*** DATA PROVIDED ***
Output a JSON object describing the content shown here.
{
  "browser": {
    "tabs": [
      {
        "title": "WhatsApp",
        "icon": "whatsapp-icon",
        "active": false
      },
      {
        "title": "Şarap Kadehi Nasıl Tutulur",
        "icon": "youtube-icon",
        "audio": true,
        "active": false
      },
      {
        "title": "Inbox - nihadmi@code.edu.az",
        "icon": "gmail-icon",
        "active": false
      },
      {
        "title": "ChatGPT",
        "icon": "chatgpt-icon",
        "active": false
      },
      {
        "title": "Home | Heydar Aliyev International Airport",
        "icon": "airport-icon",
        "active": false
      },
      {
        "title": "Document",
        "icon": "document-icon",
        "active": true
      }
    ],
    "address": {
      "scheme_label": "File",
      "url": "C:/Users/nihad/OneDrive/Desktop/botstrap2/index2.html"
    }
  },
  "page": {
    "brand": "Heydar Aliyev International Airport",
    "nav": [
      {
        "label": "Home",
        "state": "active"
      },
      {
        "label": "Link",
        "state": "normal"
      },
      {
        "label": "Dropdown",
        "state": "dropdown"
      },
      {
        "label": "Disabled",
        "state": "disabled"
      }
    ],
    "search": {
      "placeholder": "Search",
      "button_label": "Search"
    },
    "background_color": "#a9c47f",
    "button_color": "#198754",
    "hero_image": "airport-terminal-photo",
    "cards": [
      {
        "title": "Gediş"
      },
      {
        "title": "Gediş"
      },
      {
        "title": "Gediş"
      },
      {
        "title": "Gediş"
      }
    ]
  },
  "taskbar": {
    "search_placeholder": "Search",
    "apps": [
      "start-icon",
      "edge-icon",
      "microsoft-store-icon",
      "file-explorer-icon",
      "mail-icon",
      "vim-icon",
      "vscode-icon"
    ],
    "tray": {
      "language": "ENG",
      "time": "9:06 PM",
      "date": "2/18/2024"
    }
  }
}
***
* [TASK DIRECTIONS]
Each line of the material should be echoed exactly.

* [FINISHED EXERCISE]
Output a JSON object describing the content shown here.
{
  "browser": {
    "tabs": [
      {
        "title": "WhatsApp",
        "icon": "whatsapp-icon",
        "active": false
      },
      {
        "title": "Şarap Kadehi Nasıl Tutulur",
        "icon": "youtube-icon",
        "audio": true,
        "active": false
      },
      {
        "title": "Inbox - nihadmi@code.edu.az",
        "icon": "gmail-icon",
        "active": false
      },
      {
        "title": "ChatGPT",
        "icon": "chatgpt-icon",
        "active": false
      },
      {
        "title": "Home | Heydar Aliyev International Airport",
        "icon": "airport-icon",
        "active": false
      },
      {
        "title": "Document",
        "icon": "document-icon",
        "active": true
      }
    ],
    "address": {
      "scheme_label": "File",
      "url": "C:/Users/nihad/OneDrive/Desktop/botstrap2/index2.html"
    }
  },
  "page": {
    "brand": "Heydar Aliyev International Airport",
    "nav": [
      {
        "label": "Home",
        "state": "active"
      },
      {
        "label": "Link",
        "state": "normal"
      },
      {
        "label": "Dropdown",
        "state": "dropdown"
      },
      {
        "label": "Disabled",
        "state": "disabled"
      }
    ],
    "search": {
      "placeholder": "Search",
      "button_label": "Search"
    },
    "background_color": "#a9c47f",
    "button_color": "#198754",
    "hero_image": "airport-terminal-photo",
    "cards": [
      {
        "title": "Gediş"
      },
      {
        "title": "Gediş"
      },
      {
        "title": "Gediş"
      },
      {
        "title": "Gediş"
      }
    ]
  },
  "taskbar": {
    "search_placeholder": "Search",
    "apps": [
      "start-icon",
      "edge-icon",
      "microsoft-store-icon",
      "file-explorer-icon",
      "mail-icon",
      "vim-icon",
      "vscode-icon"
    ],
    "tray": {
      "language": "ENG",
      "time": "9:06 PM",
      "date": "2/18/2024"
    }
  }
}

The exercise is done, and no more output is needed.